[Figure collection entries]
▽

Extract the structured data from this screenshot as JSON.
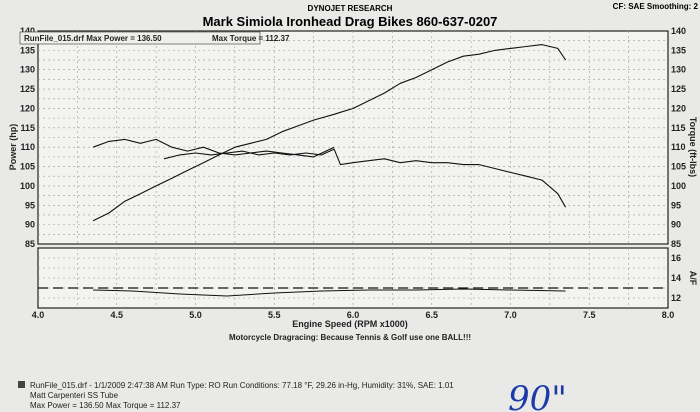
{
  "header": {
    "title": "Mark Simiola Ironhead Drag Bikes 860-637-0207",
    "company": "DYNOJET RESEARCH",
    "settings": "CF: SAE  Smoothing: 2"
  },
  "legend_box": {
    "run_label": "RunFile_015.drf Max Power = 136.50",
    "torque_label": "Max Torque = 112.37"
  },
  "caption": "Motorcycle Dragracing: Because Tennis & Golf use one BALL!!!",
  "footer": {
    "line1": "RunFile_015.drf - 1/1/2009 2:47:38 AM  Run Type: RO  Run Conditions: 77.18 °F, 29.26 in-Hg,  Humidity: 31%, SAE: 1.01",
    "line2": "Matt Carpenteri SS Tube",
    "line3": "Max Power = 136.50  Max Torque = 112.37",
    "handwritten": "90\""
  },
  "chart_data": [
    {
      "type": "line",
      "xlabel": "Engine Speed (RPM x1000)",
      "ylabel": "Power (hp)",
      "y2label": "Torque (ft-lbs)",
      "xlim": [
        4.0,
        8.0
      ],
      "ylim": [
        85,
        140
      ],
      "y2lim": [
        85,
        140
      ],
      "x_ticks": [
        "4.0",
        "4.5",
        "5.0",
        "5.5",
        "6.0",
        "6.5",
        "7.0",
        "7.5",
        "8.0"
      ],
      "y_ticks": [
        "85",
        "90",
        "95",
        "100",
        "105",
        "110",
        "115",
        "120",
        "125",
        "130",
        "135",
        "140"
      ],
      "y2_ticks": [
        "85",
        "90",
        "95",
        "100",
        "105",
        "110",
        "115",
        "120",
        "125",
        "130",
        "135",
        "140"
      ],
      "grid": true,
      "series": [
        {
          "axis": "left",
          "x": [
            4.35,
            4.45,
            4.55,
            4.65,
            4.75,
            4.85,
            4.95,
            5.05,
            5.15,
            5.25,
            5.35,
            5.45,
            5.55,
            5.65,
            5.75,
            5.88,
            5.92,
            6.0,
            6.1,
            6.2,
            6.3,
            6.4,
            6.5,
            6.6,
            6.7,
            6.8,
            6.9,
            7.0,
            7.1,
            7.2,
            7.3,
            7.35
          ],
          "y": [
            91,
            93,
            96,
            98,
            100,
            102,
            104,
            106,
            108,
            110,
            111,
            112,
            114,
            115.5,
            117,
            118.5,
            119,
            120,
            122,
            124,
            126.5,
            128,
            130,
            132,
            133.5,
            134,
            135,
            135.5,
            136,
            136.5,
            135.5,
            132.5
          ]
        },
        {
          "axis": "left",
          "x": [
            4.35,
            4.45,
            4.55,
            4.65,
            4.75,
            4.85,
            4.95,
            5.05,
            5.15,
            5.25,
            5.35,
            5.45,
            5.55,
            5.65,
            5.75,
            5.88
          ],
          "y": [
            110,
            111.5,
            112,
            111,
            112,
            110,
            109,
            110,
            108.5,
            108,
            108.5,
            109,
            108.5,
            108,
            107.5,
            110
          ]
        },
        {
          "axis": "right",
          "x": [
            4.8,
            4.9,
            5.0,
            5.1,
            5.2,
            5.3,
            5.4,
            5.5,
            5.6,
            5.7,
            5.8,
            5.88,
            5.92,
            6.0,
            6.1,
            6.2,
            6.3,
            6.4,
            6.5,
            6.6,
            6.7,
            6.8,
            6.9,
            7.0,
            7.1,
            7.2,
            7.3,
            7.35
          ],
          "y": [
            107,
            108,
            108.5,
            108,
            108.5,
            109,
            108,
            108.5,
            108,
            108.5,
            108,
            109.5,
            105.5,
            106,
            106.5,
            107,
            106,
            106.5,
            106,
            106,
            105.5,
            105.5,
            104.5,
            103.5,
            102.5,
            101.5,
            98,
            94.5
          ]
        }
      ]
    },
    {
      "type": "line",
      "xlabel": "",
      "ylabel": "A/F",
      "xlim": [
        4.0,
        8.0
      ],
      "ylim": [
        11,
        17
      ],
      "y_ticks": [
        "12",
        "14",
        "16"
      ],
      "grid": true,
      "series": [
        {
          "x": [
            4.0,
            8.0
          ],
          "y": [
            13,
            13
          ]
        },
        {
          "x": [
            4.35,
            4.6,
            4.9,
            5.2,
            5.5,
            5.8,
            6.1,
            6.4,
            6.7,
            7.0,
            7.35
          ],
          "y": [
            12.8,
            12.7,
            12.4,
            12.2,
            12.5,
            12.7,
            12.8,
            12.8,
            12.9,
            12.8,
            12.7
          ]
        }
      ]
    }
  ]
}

△
▽

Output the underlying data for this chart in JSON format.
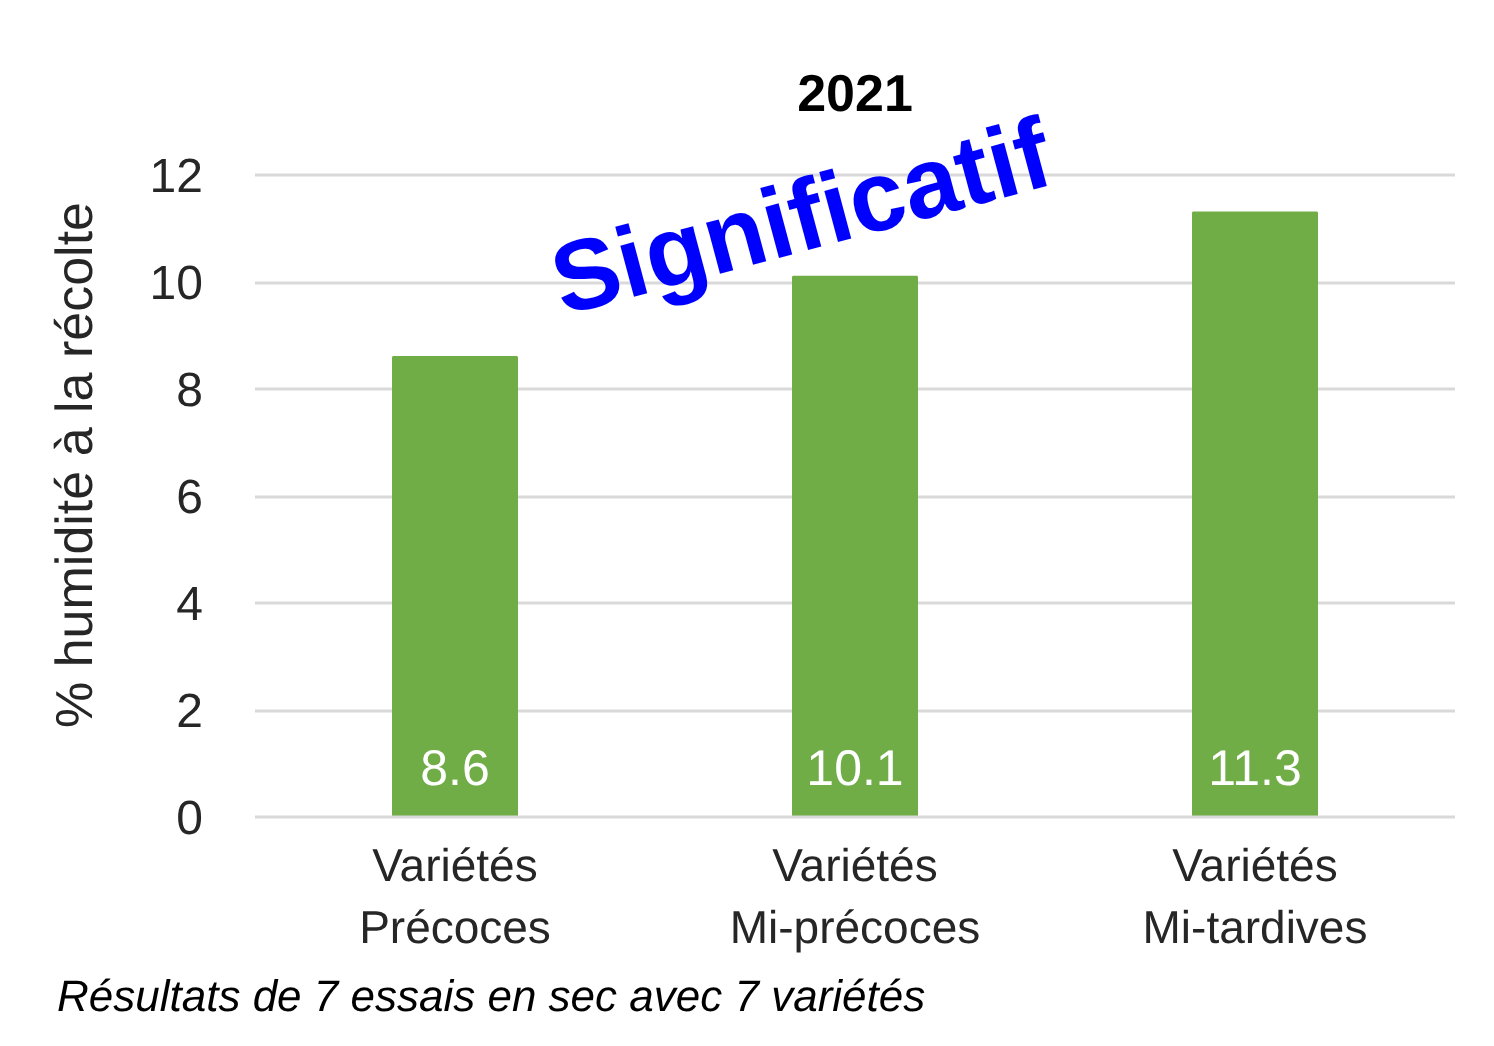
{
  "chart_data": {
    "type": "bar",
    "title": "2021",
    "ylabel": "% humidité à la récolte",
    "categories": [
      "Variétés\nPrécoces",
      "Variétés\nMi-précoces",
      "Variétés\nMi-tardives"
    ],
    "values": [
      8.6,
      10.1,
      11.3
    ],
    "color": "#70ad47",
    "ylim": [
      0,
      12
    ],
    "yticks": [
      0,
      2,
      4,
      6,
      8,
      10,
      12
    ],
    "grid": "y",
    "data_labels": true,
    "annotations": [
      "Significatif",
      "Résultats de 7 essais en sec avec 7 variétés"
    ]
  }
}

△
▽

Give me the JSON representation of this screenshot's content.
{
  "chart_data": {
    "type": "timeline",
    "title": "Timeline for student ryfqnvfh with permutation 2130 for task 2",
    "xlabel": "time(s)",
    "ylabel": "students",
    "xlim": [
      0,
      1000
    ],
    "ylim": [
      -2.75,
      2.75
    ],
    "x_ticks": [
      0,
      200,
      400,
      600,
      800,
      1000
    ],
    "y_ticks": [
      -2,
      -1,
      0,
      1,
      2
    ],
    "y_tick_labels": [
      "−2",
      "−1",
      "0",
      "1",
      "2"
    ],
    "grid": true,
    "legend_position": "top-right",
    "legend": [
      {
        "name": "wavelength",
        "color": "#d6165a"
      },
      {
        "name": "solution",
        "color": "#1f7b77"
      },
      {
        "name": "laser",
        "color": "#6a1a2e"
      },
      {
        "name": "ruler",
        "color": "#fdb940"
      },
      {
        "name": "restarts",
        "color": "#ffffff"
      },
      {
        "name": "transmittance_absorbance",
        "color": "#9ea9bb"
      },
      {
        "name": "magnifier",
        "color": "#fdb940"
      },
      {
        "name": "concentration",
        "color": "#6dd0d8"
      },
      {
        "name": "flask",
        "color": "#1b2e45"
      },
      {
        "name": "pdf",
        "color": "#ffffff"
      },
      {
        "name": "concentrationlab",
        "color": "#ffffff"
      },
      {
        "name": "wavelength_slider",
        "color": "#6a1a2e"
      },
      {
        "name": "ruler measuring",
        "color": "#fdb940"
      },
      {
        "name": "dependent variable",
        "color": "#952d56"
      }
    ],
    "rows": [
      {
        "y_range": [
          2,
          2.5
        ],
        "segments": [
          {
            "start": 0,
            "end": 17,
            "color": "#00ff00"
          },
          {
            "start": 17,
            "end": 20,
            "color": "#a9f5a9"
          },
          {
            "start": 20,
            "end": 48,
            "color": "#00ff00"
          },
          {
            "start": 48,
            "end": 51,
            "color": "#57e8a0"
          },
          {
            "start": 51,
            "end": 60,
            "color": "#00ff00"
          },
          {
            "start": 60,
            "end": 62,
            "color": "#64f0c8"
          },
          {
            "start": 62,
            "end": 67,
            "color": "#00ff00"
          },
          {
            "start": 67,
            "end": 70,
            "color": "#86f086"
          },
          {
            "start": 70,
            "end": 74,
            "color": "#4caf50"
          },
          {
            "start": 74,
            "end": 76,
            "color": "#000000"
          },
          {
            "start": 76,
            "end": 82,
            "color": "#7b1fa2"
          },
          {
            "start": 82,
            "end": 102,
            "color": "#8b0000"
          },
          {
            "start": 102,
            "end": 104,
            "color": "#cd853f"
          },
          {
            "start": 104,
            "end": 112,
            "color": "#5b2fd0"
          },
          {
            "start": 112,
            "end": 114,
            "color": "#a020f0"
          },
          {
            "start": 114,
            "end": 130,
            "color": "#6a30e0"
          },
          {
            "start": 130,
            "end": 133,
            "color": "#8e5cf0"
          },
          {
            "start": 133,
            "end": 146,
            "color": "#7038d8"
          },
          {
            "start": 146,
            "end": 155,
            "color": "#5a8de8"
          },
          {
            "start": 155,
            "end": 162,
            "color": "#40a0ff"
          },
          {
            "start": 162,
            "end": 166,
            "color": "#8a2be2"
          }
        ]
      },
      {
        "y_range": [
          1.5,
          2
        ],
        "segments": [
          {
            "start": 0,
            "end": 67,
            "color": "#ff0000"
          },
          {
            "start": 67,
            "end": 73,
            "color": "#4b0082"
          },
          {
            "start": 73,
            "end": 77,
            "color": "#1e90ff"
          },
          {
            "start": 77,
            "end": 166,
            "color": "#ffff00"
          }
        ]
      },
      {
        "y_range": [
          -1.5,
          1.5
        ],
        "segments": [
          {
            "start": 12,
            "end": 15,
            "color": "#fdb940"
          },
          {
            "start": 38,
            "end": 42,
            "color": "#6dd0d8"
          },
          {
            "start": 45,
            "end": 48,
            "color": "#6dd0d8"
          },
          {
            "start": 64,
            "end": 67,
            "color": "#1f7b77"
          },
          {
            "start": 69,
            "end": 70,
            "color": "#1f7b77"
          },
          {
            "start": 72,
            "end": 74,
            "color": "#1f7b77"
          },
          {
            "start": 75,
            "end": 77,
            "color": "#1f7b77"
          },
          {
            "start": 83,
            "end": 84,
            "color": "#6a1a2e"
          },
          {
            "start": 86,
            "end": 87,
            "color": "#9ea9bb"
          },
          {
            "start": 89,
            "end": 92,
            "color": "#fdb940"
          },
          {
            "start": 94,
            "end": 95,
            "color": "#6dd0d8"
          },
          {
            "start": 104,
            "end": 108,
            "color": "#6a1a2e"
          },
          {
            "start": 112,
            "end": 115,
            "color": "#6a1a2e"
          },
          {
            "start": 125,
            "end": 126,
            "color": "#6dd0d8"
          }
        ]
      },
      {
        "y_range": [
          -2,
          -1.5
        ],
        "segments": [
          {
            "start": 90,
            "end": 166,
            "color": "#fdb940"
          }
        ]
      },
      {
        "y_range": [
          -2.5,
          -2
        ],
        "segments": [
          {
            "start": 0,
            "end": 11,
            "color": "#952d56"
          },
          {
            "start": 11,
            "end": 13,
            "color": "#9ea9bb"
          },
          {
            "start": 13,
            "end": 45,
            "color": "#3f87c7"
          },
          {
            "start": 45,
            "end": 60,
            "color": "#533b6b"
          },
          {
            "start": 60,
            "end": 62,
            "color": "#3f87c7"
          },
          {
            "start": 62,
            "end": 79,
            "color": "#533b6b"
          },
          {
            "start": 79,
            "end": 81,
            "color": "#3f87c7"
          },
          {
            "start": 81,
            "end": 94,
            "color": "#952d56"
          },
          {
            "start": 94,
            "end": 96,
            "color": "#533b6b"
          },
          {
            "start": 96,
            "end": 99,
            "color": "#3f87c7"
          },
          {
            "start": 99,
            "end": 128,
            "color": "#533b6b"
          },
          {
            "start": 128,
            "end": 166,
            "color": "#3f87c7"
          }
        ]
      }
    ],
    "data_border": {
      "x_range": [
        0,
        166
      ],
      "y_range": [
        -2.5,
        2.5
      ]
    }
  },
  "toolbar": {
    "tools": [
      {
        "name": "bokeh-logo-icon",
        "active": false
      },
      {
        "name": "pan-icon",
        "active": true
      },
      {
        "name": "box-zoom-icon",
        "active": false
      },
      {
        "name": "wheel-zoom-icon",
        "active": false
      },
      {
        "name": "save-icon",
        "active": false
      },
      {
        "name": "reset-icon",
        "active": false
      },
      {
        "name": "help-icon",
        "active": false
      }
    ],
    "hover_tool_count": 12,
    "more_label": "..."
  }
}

△

[WORK INSTRUCTIONS] In the records above, collect each line with "true".

[WRITTEN RESPONSE]
      "grid": true,
      "grid": true,
    "data_labels": true,
    "grid": true,
        "active": true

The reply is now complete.